● **The problem**:
Please reproduce the data below word for word, from its first line through the line that contains "263, 638, 397]", with both of those lines included.

● **Dataset rows**:
-.-.-

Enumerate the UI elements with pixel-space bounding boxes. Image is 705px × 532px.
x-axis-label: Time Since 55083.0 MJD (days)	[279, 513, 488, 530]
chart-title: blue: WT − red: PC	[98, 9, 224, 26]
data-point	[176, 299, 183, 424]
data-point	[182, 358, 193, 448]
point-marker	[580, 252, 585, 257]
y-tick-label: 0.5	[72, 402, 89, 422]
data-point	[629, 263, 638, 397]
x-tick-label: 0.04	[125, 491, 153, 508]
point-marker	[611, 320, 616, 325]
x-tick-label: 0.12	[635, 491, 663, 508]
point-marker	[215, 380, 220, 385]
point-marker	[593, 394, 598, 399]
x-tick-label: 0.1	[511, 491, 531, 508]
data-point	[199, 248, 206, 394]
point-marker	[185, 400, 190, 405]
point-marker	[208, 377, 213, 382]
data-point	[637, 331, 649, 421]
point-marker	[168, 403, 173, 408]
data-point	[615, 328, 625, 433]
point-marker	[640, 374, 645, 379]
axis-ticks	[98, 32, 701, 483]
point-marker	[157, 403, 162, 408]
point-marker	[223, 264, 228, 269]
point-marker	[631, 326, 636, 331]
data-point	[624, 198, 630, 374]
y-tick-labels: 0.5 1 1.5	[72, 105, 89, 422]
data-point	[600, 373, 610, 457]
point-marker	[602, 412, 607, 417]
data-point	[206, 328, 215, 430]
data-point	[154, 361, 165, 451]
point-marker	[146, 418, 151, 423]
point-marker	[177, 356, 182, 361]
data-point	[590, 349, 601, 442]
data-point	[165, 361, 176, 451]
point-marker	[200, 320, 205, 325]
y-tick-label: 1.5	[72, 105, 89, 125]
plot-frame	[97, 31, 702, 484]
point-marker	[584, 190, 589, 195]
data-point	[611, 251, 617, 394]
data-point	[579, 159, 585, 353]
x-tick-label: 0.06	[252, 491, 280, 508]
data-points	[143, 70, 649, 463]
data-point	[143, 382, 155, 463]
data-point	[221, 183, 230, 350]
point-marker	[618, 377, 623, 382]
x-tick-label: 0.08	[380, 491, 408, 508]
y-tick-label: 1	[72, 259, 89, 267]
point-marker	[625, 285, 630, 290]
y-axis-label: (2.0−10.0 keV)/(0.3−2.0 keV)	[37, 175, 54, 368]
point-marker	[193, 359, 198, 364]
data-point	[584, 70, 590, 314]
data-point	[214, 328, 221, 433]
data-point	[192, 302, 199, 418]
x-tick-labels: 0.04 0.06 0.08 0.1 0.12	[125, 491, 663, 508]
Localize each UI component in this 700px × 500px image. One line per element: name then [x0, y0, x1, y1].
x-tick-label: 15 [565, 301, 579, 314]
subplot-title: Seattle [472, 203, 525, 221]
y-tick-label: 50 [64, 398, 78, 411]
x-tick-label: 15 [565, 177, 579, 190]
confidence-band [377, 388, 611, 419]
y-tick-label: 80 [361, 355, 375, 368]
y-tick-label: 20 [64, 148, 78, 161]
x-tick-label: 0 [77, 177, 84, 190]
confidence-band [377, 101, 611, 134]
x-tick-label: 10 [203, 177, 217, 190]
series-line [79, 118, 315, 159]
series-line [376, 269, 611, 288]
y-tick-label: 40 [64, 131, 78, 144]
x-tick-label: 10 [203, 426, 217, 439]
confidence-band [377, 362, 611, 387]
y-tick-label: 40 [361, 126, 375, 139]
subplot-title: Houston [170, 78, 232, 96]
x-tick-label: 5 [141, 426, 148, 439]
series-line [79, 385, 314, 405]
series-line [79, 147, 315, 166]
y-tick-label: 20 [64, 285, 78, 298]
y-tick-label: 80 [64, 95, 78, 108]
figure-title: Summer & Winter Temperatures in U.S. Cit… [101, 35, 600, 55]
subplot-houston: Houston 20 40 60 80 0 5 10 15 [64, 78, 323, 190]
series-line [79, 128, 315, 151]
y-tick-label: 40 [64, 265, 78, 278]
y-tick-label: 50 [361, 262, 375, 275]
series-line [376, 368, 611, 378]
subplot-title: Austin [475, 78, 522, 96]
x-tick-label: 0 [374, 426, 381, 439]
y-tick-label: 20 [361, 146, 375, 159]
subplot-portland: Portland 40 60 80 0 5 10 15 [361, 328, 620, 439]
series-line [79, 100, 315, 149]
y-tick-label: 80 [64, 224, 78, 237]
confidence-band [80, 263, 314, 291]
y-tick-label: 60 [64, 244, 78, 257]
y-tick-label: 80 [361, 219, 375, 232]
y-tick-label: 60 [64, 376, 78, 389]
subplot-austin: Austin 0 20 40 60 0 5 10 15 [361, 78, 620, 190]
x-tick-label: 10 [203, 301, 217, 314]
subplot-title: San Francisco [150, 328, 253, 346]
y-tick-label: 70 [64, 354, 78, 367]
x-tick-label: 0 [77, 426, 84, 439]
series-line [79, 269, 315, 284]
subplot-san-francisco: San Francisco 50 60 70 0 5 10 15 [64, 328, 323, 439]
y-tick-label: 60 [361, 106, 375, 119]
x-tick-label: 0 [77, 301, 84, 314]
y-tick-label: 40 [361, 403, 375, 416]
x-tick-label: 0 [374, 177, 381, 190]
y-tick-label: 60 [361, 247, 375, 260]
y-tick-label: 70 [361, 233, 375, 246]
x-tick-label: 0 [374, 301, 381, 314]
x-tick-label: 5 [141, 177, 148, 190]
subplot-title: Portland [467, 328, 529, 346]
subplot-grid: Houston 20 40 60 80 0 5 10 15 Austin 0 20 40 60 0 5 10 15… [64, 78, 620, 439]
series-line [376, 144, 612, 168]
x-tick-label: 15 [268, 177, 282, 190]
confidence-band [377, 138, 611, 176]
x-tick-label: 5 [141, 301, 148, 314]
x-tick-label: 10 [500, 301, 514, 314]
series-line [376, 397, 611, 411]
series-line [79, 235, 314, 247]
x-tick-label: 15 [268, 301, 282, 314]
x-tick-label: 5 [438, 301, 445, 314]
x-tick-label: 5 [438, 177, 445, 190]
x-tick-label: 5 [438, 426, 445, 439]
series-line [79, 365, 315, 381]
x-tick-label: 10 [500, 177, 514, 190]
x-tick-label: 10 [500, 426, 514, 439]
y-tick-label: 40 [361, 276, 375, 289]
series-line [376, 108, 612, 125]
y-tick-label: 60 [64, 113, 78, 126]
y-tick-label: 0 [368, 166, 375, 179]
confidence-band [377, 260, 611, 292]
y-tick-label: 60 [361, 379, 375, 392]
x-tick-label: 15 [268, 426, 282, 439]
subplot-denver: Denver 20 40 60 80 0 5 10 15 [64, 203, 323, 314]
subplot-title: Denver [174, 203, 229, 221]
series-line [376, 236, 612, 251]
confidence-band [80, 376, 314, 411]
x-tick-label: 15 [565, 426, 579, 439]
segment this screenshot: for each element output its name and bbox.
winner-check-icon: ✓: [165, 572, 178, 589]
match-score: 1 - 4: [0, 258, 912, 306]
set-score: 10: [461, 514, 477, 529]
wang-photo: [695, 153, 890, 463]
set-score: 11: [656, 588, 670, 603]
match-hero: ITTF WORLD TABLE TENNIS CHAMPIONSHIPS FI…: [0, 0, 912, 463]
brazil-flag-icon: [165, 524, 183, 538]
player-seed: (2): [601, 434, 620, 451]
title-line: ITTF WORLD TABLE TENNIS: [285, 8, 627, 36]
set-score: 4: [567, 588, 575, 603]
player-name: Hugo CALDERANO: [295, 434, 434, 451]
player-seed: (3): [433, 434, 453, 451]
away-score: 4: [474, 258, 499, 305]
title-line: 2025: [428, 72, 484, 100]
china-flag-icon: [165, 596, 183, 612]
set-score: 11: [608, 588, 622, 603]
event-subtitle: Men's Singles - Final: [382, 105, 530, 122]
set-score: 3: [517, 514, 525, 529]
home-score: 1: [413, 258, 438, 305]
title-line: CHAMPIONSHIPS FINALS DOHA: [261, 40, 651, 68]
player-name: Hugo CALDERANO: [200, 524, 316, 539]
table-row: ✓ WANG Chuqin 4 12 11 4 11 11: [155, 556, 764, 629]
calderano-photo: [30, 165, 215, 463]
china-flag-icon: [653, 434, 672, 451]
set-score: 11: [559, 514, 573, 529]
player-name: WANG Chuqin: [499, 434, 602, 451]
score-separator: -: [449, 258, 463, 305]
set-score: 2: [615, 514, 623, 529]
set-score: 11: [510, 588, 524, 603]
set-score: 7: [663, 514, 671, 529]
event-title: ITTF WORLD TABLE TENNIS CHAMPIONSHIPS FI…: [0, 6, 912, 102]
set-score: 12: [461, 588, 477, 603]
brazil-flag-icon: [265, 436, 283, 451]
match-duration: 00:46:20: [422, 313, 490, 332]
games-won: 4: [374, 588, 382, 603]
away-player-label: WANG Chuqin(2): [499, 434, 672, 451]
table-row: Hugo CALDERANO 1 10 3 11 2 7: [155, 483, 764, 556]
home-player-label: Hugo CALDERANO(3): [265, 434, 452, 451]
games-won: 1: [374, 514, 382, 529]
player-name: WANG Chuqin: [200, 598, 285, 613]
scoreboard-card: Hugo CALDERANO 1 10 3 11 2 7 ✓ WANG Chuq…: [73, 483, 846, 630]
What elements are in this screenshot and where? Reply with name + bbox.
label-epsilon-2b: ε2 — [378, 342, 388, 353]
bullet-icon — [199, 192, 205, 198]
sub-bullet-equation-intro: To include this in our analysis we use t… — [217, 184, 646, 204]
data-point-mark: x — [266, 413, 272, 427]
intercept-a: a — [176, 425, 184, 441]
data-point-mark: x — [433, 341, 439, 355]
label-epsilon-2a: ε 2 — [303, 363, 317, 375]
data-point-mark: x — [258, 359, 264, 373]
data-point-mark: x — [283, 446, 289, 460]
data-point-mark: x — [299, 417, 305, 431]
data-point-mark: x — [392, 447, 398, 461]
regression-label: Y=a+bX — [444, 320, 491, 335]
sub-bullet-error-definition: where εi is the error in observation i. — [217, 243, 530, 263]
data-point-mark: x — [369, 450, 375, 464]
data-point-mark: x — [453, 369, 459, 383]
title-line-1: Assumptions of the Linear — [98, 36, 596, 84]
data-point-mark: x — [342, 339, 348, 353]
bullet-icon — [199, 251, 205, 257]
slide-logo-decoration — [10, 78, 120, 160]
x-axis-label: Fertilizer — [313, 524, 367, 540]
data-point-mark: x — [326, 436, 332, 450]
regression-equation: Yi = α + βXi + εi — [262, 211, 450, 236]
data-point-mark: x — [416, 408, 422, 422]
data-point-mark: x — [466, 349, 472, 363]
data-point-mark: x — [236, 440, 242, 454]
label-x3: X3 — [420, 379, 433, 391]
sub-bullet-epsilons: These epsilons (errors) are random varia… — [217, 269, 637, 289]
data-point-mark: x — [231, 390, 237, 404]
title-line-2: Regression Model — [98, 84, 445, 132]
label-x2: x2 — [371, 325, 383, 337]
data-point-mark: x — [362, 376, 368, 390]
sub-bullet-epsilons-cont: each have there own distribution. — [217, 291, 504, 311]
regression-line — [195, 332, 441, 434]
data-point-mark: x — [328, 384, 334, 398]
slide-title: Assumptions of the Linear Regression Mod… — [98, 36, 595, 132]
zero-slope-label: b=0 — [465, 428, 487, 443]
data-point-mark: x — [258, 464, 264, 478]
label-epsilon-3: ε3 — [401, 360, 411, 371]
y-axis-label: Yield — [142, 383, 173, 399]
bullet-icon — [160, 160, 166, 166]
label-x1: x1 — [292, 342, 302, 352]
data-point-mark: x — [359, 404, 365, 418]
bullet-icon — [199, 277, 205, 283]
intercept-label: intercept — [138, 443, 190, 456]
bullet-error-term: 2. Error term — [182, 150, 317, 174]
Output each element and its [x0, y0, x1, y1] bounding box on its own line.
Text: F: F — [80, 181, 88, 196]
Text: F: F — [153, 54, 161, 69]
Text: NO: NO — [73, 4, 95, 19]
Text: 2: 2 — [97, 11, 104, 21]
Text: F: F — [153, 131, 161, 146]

-.-.-

● **The solution**:
Enumerate the UI elements with pixel-space bounding boxes. Image is 705px × 532px.
x-axis-label: Time Since 55083.0 MJD (days)	[279, 513, 488, 530]
chart-title: blue: WT − red: PC	[98, 9, 224, 26]
data-point	[176, 299, 183, 424]
data-point	[182, 358, 193, 448]
point-marker	[580, 252, 585, 257]
y-tick-label: 0.5	[72, 402, 89, 422]
data-point	[629, 263, 638, 397]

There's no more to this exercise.